秋学期が始まって2ヶ月ぶりの京都。前の夜に予約をしたのだが新幹線の席はほとんど埋まっていて、3列席の真ん中だった。3限は自分の授業で、4限は他のふたりの講師と一緒にやる授業。3限のほうは春と同じく書いた文章をもってきてもらう授業にする。学校のなかで行われる「研究発表」系の授業で身につく技術と最終的なアウトプットとしての修論とのあいだには大きなギャップがある。しかも前者の技術はあくまで「下限」を上げるためのもので、学校を出たら査読にせよ何にせよ面白い順に上から評価されるのだから自身の能力の「上限」を上げなければならないが、それは基本的に個人の努力に委ねられている。そして人文系の論文の面白さとは文章の面白さであり、文章の面白さは研究対象——それは最終的には具体的な物質なりテクストなりである——との関わり方から生まれる。だから自分がすごいと思う論文のすごさが伝わるレビューを2000字で書いてきてもらう。あるいは修論の原稿の一部でもいい。

##########

- **取り組む課題**
#1 京都での授業についての文章によると、3限の授業で学生に書いてきてもらうレビューの字数はいくつか。
#2 京都での授業についての文章を、最後の文のあとから書き継げ。

- **データ一覧**
##########

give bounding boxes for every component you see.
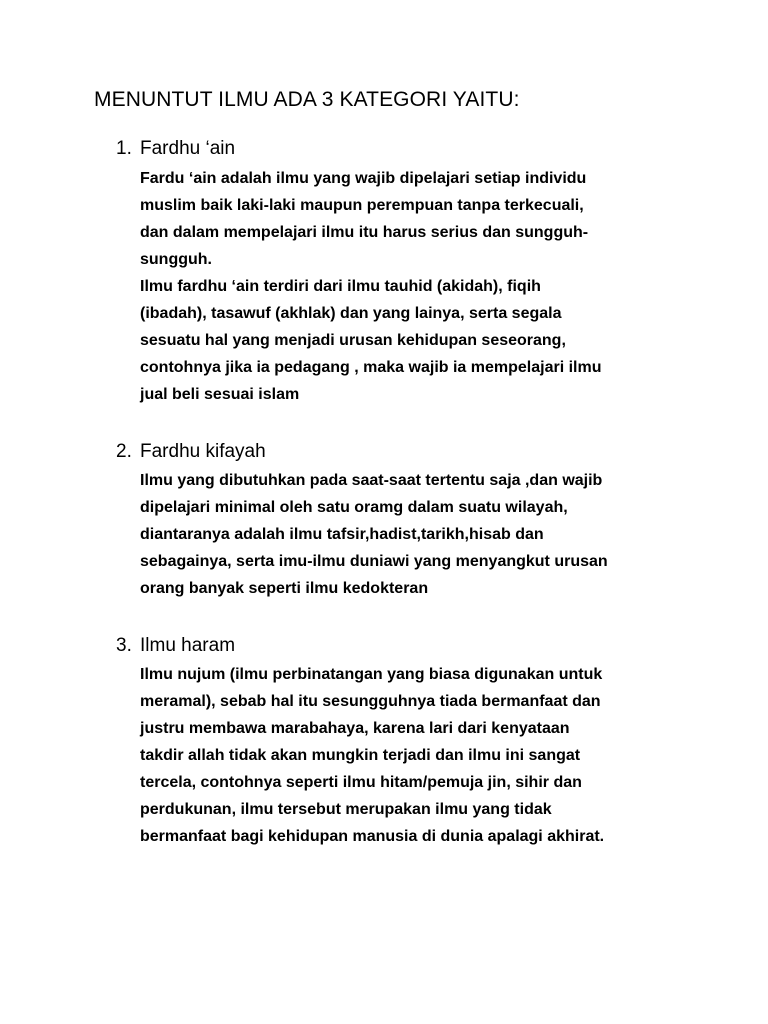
category-fardhu-ain [116,136,676,408]
category-title: Ilmu haram [140,635,236,656]
category-title: Fardhu ‘ain [140,138,236,159]
category-number: 3. [116,635,132,656]
category-heading [116,136,676,162]
category-fardhu-kifayah [116,439,676,602]
category-number: 1. [116,138,132,159]
category-paragraph: Ilmu fardhu ‘ain terdiri dari ilmu tauhid (akidah), fiqih (ibadah), tasawuf (akhlak) dan yang lainya, serta segala sesuatu hal yang menjadi urusan kehidupan seseorang, contohnya jika ia pedagang , maka wajib ia mempelajari ilmu jual beli sesuai islam [140,278,602,403]
category-paragraph: Ilmu nujum (ilmu perbinatangan yang biasa digunakan untuk meramal), sebab hal itu sesungguhnya tiada bermanfaat dan justru membawa marabahaya, karena lari dari kenyataan takdir allah tidak akan mungkin terjadi dan ilmu ini sangat tercela, contohnya seperti ilmu hitam/pemuja jin, sihir dan perdukunan, ilmu tersebut merupakan ilmu yang tidak bermanfaat bagi kehidupan manusia di dunia apalagi akhirat. [140,666,605,845]
category-paragraph: Fardu ‘ain adalah ilmu yang wajib dipelajari setiap individu muslim baik laki-laki maupun perempuan tanpa terkecuali, dan dalam mempelajari ilmu itu harus serius dan sungguh- sungguh. [140,170,589,268]
category-ilmu-haram [116,633,676,850]
category-title: Fardhu kifayah [140,441,266,462]
category-paragraph: Ilmu yang dibutuhkan pada saat-saat tertentu saja ,dan wajib dipelajari minimal oleh satu oramg dalam suatu wilayah, diantaranya adalah ilmu tafsir,hadist,tarikh,hisab dan sebagainya, serta imu-ilmu duniawi yang menyangkut urusan orang banyak seperti ilmu kedokteran [140,472,608,597]
category-heading [116,633,676,659]
category-heading [116,439,676,465]
page-title: MENUNTUT ILMU ADA 3 KATEGORI YAITU: [94,88,520,111]
category-number: 2. [116,441,132,462]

##########

- **各課題の解答**
#1 2000字

#2
こういう授業をするのは平倉さんの影響だと思う。彼の演習系の授業はどれもアンチ・カリキュラム的というか、個々人は個々人の問題をもっており、その向き合い方はまだ誰も知らないという前提でなされるので、カリキュラムだと思って来た人は面食らってしまう。でもそれは本当のことだし、とくに院生の場合学校を出てから面食らっても遅い。

夜に家についてまずアイスコーヒーを作りながら、酒を飲むひとは下戸の日常をどのように思い描くのだろうかと思う。

ドラフトは23770字(前日比+830)。往復4時間の新幹線で書けるかと思ったけどそううまくはいかなかった。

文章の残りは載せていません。